### The request
Select every line holding the word "ylabel" and copy it.

++++ Information provided

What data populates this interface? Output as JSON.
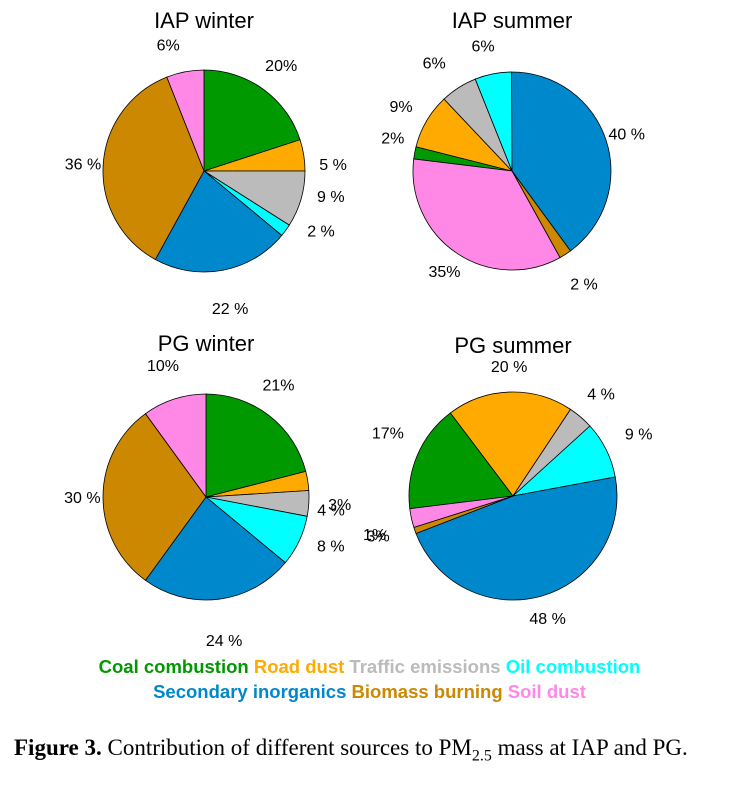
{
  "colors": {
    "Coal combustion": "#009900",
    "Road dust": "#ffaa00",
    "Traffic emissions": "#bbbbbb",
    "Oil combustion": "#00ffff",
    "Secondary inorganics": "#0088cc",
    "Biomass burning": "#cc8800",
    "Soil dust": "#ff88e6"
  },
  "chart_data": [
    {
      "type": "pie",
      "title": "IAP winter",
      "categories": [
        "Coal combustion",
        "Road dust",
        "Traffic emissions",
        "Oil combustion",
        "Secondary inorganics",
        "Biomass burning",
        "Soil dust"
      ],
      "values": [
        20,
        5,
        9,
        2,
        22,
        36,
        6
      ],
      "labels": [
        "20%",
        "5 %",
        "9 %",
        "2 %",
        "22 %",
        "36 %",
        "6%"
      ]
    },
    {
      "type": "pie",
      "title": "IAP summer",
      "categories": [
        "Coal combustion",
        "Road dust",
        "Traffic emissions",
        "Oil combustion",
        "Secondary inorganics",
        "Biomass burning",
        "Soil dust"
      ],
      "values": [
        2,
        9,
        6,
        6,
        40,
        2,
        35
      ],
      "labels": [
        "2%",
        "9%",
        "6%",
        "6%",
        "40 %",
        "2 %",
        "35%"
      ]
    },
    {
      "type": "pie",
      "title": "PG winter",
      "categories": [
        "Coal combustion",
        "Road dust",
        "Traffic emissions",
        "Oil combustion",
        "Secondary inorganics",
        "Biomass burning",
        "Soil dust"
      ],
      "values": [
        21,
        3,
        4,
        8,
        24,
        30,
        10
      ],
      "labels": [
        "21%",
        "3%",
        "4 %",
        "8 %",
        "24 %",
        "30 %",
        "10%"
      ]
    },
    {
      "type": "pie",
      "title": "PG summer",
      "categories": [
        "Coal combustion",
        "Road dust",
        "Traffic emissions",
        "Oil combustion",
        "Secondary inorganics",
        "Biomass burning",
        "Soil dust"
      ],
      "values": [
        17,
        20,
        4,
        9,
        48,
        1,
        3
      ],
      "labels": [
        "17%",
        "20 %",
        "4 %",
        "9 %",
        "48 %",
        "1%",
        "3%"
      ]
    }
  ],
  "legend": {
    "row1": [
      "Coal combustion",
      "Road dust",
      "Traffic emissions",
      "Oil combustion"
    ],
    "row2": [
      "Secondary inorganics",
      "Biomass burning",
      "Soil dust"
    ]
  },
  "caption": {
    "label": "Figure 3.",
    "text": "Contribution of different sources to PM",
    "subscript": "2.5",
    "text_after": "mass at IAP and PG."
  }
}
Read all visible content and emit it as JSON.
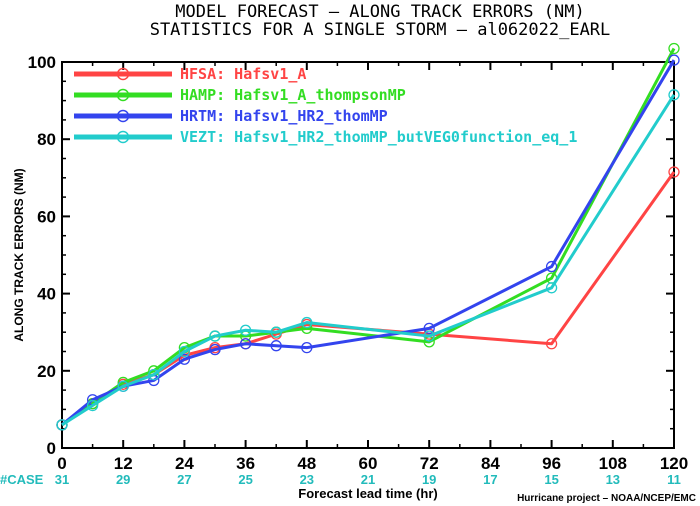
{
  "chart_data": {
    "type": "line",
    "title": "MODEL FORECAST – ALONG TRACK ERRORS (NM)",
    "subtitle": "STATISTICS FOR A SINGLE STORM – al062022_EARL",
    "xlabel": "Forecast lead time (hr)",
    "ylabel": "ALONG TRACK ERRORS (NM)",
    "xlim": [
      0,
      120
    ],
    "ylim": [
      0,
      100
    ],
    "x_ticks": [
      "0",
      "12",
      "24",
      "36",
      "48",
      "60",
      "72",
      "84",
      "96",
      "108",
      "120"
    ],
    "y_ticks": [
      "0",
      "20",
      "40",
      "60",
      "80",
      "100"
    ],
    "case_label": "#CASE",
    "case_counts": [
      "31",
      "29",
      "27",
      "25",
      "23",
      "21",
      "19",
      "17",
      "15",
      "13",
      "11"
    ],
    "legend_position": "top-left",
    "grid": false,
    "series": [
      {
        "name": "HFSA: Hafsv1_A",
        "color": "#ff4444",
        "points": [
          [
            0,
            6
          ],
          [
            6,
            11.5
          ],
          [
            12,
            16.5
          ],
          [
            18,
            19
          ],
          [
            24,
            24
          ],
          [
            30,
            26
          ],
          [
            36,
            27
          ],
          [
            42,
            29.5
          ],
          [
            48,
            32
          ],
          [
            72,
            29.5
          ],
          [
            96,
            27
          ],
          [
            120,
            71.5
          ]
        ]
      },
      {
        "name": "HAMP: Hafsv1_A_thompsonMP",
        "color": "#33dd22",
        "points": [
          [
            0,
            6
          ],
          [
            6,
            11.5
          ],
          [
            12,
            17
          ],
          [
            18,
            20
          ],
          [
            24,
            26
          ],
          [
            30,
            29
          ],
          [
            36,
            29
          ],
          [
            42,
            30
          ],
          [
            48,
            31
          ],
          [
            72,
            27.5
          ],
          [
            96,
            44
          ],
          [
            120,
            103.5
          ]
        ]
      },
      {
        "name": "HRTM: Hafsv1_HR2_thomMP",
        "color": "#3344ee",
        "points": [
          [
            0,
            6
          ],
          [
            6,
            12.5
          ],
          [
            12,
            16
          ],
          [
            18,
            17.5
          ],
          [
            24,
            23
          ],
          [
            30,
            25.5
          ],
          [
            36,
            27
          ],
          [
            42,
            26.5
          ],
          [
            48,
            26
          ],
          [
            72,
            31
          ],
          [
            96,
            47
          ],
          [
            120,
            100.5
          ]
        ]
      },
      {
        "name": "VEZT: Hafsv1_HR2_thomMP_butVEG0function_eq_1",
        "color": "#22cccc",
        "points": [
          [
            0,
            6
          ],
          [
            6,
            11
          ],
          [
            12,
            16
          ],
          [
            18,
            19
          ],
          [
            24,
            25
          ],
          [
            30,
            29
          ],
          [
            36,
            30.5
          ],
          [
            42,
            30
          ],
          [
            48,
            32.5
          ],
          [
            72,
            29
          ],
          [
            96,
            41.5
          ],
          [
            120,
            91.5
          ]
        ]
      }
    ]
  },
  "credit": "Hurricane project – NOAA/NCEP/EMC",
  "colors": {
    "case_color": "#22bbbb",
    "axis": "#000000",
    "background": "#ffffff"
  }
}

++++++++
++++ Information provided

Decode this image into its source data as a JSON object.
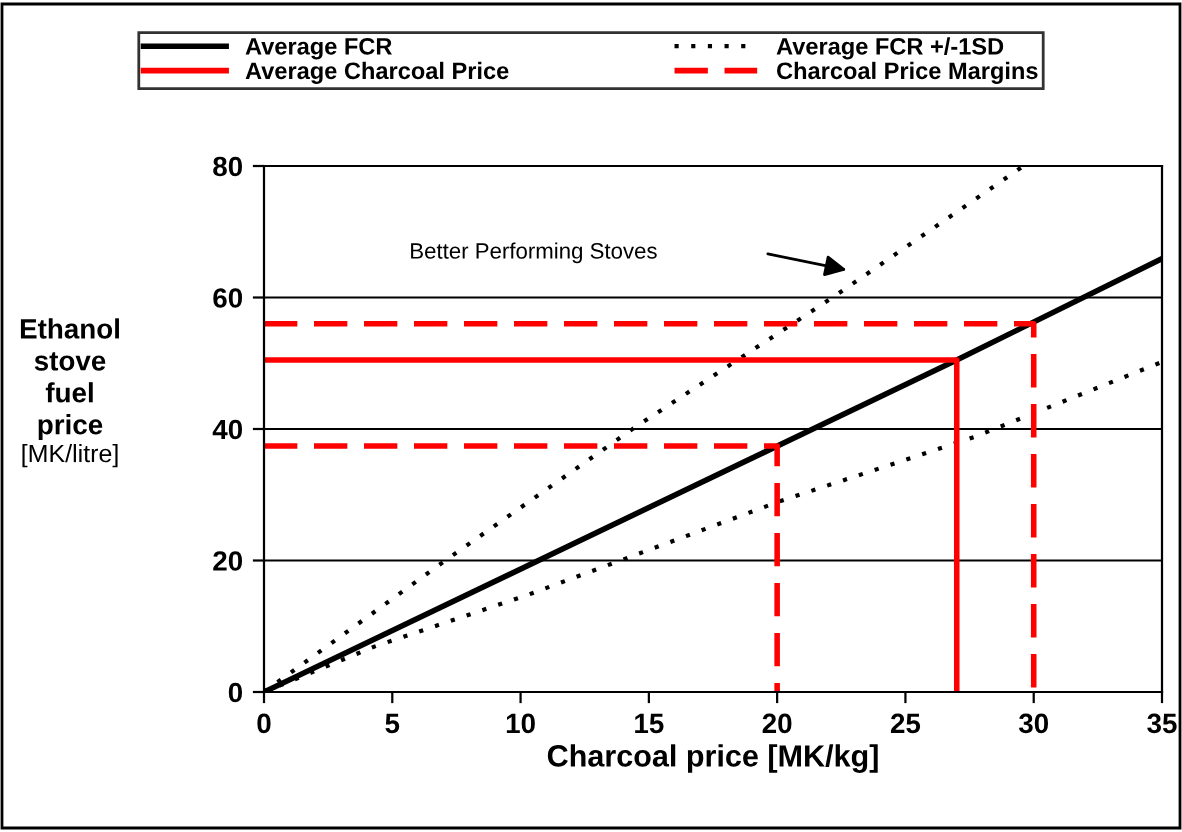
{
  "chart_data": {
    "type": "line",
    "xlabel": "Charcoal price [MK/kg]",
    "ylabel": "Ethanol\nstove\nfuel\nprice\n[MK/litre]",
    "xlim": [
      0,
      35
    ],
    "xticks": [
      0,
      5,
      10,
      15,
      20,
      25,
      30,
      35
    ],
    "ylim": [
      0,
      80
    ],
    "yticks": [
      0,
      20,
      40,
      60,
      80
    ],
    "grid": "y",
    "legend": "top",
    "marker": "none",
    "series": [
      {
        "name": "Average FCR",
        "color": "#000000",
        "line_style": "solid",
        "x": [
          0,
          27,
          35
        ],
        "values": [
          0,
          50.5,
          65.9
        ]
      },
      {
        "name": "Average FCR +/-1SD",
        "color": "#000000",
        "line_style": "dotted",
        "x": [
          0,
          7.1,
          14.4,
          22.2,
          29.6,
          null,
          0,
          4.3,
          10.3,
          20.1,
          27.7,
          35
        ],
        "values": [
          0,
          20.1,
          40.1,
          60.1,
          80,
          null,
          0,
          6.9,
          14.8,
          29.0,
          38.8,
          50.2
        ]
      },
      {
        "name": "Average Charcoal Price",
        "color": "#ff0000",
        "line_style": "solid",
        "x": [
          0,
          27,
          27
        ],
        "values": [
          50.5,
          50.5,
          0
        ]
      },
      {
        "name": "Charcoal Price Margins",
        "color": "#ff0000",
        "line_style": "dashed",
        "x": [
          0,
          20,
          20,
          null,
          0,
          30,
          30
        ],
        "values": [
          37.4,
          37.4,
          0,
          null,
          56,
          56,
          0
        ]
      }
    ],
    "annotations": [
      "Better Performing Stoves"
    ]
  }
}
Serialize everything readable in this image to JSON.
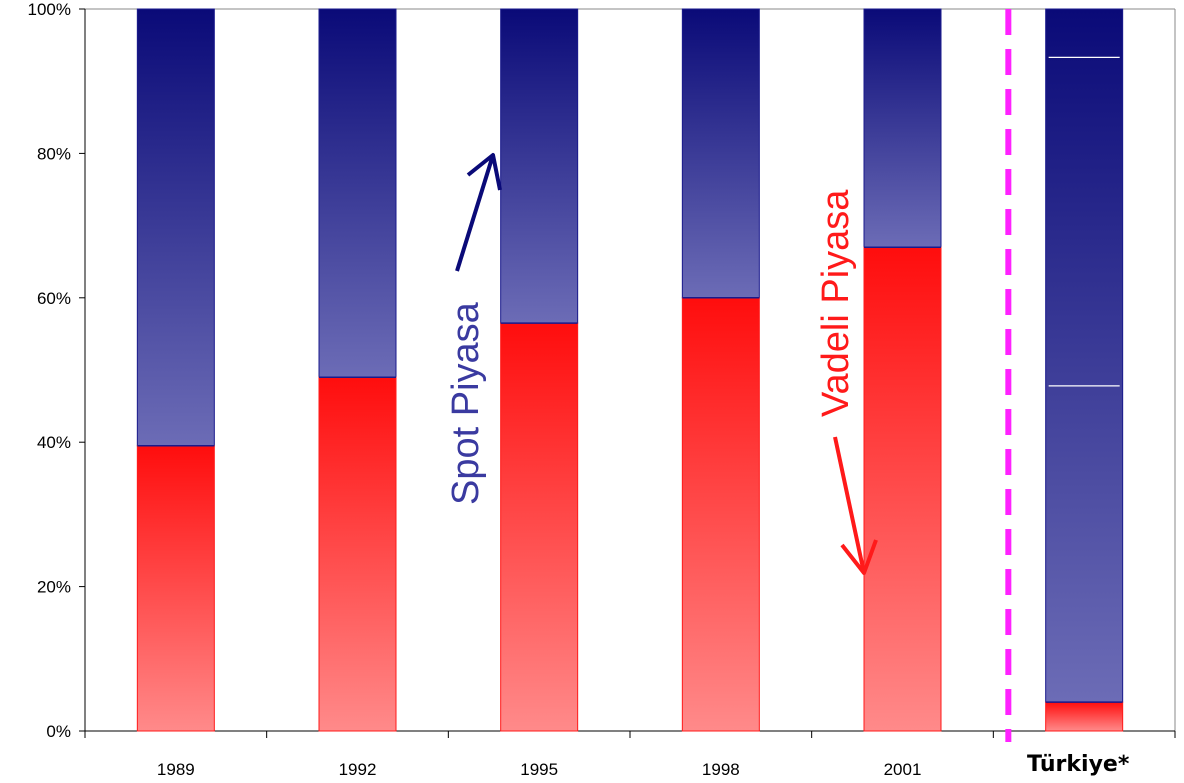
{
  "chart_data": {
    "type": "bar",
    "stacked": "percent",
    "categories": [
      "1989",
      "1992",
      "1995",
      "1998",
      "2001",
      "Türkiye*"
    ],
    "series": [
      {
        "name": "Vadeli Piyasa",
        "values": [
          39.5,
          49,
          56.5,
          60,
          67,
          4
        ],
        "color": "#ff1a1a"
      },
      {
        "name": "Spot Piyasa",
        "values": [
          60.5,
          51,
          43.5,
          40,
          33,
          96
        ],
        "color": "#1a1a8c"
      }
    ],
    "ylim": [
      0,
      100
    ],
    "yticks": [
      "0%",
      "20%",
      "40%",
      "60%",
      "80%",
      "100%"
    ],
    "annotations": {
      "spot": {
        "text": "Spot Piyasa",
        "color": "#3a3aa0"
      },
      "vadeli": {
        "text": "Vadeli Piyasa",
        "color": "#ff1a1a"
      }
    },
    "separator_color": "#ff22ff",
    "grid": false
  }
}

++++++++
++++ Information provided

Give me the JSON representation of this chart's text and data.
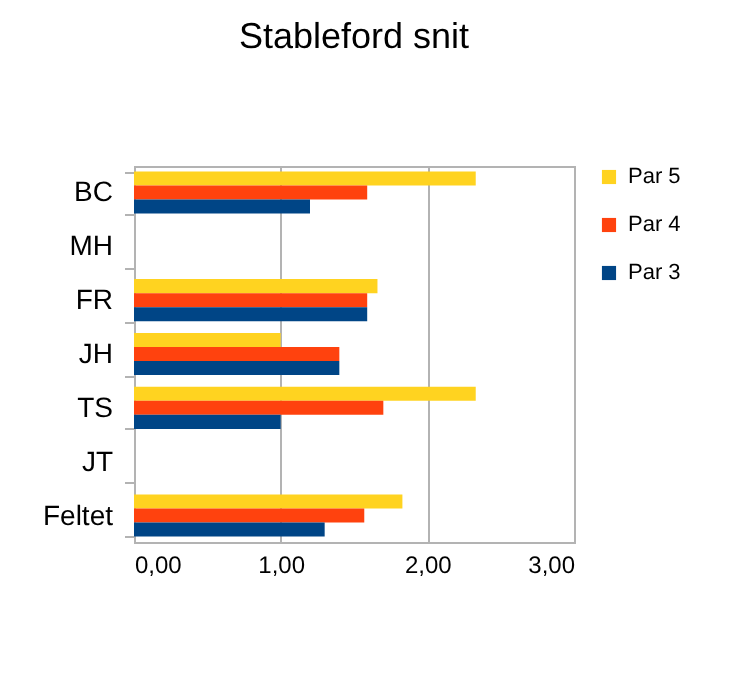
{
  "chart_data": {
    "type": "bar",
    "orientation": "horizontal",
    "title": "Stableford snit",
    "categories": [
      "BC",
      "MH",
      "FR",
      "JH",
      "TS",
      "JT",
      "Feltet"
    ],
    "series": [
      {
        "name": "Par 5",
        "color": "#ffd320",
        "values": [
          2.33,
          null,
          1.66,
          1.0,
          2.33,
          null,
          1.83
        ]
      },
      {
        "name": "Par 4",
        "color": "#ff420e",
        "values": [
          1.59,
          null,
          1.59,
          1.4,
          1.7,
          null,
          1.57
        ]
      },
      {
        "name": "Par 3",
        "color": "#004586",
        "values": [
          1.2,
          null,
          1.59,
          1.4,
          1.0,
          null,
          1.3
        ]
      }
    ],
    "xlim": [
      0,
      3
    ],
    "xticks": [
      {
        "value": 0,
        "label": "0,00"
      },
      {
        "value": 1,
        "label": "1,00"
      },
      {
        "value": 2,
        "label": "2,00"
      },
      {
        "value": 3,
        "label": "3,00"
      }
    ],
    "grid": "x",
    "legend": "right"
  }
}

++++++++

### The reply
    "ylabel": "ALONG TRACK ERRORS (NM)",
    "ylabel": "Ethanol\nstove\nfuel\nprice\n[MK/litre]",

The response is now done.